* Stated goal:
Which lines of the data below contain the string "root"? Report each of them in full.

[Element location data]

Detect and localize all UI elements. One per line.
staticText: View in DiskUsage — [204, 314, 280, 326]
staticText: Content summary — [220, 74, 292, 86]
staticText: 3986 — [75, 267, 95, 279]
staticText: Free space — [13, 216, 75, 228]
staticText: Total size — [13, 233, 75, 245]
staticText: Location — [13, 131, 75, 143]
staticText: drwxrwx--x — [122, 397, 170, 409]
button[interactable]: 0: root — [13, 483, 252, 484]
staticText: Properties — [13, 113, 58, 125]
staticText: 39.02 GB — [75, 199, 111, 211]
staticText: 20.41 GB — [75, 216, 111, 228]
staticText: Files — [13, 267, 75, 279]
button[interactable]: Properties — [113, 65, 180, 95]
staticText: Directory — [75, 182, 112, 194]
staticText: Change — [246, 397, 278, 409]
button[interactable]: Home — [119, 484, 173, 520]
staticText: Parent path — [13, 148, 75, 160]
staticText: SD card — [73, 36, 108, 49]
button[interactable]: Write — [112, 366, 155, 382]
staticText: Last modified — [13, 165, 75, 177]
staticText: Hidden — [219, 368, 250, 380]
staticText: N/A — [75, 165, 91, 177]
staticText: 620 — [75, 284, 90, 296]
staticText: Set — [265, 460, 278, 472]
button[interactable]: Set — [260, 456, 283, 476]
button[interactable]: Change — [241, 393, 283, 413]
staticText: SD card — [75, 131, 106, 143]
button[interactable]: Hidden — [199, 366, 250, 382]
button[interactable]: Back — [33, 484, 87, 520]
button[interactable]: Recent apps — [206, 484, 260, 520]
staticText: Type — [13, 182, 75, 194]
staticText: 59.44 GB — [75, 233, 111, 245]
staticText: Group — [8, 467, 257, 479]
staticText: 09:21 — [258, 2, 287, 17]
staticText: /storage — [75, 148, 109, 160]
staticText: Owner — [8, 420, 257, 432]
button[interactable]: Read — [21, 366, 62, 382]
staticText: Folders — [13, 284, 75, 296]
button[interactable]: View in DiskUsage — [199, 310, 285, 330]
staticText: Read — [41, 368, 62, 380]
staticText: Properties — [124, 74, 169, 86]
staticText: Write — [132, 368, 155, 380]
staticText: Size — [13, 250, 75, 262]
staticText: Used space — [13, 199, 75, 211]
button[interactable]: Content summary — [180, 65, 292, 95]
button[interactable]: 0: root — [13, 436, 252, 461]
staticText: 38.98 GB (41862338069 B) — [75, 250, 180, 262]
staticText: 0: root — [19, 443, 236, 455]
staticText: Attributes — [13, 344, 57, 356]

* Response to the task:
button[interactable]: 0: root — [13, 483, 252, 484]
button[interactable]: 0: root — [13, 436, 252, 461]
staticText: 0: root — [19, 443, 236, 455]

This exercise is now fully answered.